EXTRAIT >>

↓↓↓

L’ascension à travers les voiles

L’Envoyé de Dieu, sur lui la paix, rapporte : « L’Archange Gabriel [1] apparut et me tira du sommeil. Il m’emmena à la source Zamzam et me fit asseoir. Il m’ouvrit le ventre jusqu’à la poitrine [2], et de ses propres mains me lava les entrailles avec l’eau de Zamzam [3]. Avec lui était l’ar­change Michaël, qui tenait une bassine d’or, plein de foi et de sagesse. Gabriel en remplit ma poitrine puis referma la plaie, si bien que ma poitrine redevint comme auparavant, sans que de tout cela j’éprouve la moindre douleui . Il m’ordonna alors d’accomplir mes ablutions et me dit de venir avec lui. Je lui demandais où, et il répondit : « A la cour de notre Dieu, le Seigneur de l’uni­vers et des créatures. » Alors il prit ma main et me condui­sit hors de la mosquée. Là je vis Borâq, qui se tenait entre Safâ et Marwa [4]. C’était un quadrupède ressemblant à un âne ou un mulet. Son visage était semblable à celui d’une femme ; il avait des oreilles comme un élé­phant, une crinière comme celle d’un cheval, des pattes semblables à celles du chameau, une queue de cheval et des yeux comme la planète Vénus ; son dos était de rubis écarlate, son ventre d’émeraude verte et sa poitrine de perle immaculée ; il avait deux ailes faites de joyaux étincelants, et sur son dos une selle tissée d’or et de soie du paradis. Gabriel dit : O Mohammad, assieds-toi sur la monture qui porta Abraham sur son dos en pèlerinage à la Kaaba [5]. »

« Lorsque je posai la main sur son dos, Borâq s’écarta aussitôt. Gabriel l’attrapa par la crinière, et j’entendis un bruissement de perles et de rubis. Alors Gabriel dit : O Borâq, calme-toi et rassure-toi ; ne connais-tu pas Mohammad ? Par Dieu l’Unique, jamais un prophète plus cher à Dieu ne s’assoira sur ton dos. Lorsque Borâq eut entendu ses paroles, il transpira de confusion, baissa la tête et se coucha à terre en signe de soumission. Gabriel me tint l’étrier pour me faire monter en selle et Michaël arrangea mes habits. En route, Gabriel se tenait à ma droite, Michaël à ma gauche, et devant nous Raphaël tenait les rênes. Borâq avançait à une vitesse prodigieuse, tout en se comportant suivant mon désir : je voulais qu’il avance, et il avançait ; qu’il saute et il sautait ; qu’il s’arrête et il s’arrêtait. Sur cette longue route j’en­tendis un appel qui venait de droite : « O Mohammad, arrête-toi, j’ai une question à te poser ! » Trois fois on appela, mais je n’obéis pas et continuai ma route. De la gauche j’entendis trois fois le même appel : O Moham­mad, il y a une question pour le Prophète ! Et encore une fois je passai sans m’occuper de cela. Lorsque je fus plus loin, je vis une vieille femme couverte de bijoux qui disait : « O Mohammad, viens vers moi ! » Je n’y fis pas attention et continuai. Alors je demandai : « O Gabriel, qu’était cet appel que j’entendis à droite ? » Il répondit : « C’était l’invitation des juifs. Si tu t’y étais rendu, ton peuple aurait été celui des juifs. Quant à l’ap­pel que tu entendis à droite, c’était celui des chrétiens ; si tu t’y étais rendu, ton peuple aurait été celui des chré­tiens. Et cette vieille femme que tu as vu avec ses bijoux et ses ornements, c’était le monde. Si tu étais allé vers elle, ta communauté aurait choisi le monde plutôt que la vie éternelle [6]. » J’arrivai à une palmeraie, et Gabriel me dit : « Descends et fais la prière ». J’accomplis la prière, puis il me dit que ce pays était Yathrib [7]. Ensuite j’arri­vai dans le désert, et là encore il m’ordonna de descendre et d’accomplir la prière rituelle. Il demanda : « Sais-tu quel est cet endroit ? » Je dis : « Dieu est plus savant. »

↑↑↑

CONSIGNES >>
A: Résumez en deux phrases le récit de l'ascension présenté plus haut.
B: Dans le récit de l'ascension, qui tenait les rênes de Borâq pendant le trajet ?
C: Poursuivez le récit de l'ascension après la réponse « Dieu est plus savant. »

PARTIE DONNÉES >>
↓↓↓

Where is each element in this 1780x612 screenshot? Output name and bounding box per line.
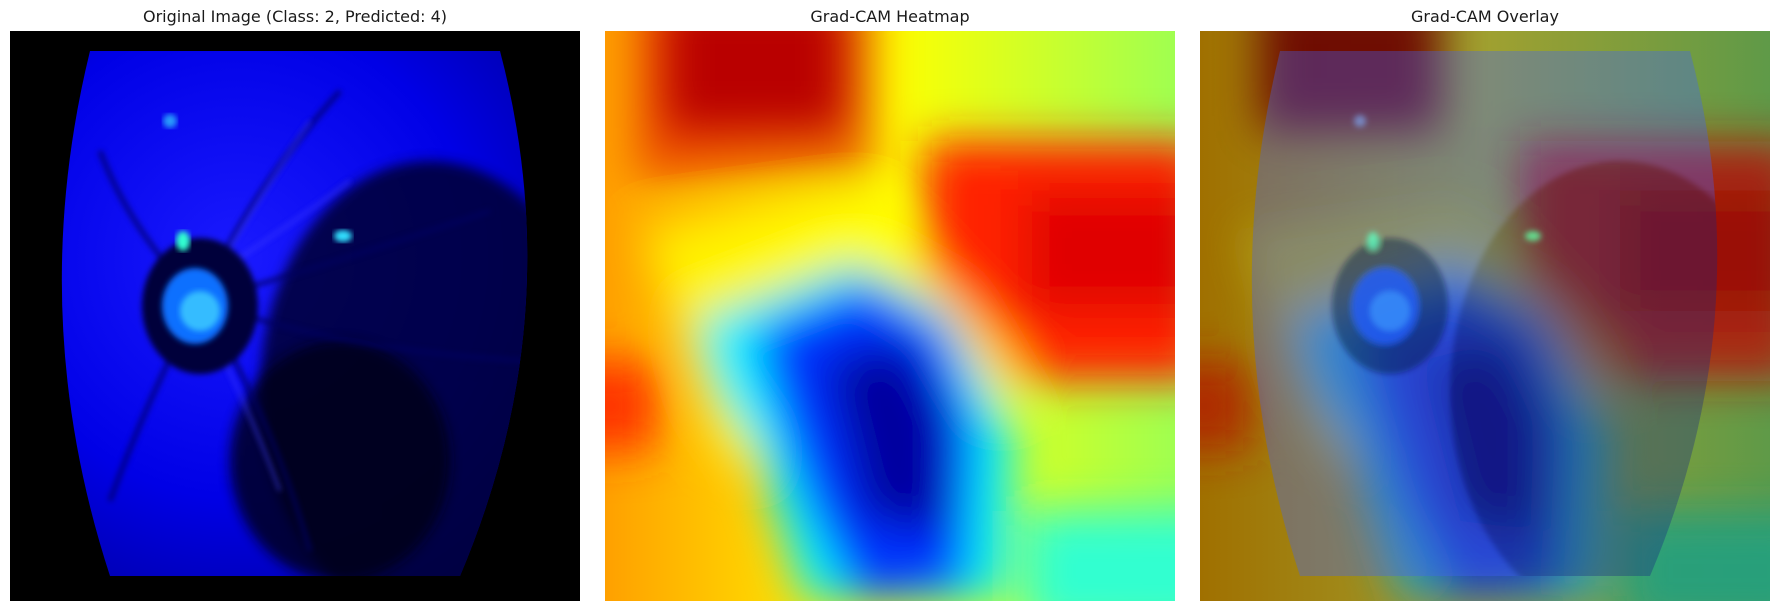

↑↑↑

RÉPONSES PAR CONSIGNE >>
A: Gabriel réveille le Prophète, lui lave les entrailles avec l'eau de Zamzam, remplit sa poitrine de foi et de sagesse, puis le fait monter sur Borâq, une monture merveilleuse qui s'écarte d'abord avant de se soumettre. En chemin, le Prophète ignore des appels que Gabriel lui explique comme l'invitation des juifs, celle des chrétiens et celle du monde, puis il descend prier dans une palmeraie à Yathrib et dans le désert.

B: Raphaël tenait les rênes.

C:
Le premier ciel du monde

Il répondit : « C’est Medine, et là-bas se trouvent le Sinaï et le buisson ardent. » Après cela j’arrivai à une large plaine où se trouvaient des forteresses. Il me dit d’y faire la prière, ce que je fis, et il me dit que ce lieu était Bétléhem, là où est né Jésus. À ce moment la soif me saisit, et je vis un ange portant trois coupes : dans l’une était du miel, dans l’autre du lait, dans la troisième du vin. Il me dit : « Choisis, et bois ce que tu veux. » Je pris du lait et un peu de miel. Gabriel dit : « De par ta nature et celle de ton peuple, tu es incliné vers ce qui est sain et bon. Mais si tu avais bu du vin, tu aurais commis une faute contre ton peuple et contre votre nature [8]. » Et les anges proclamèrent : « Le salut sur toi, ô le Premier et le Dernier, ô le Résurrecteur [9]. »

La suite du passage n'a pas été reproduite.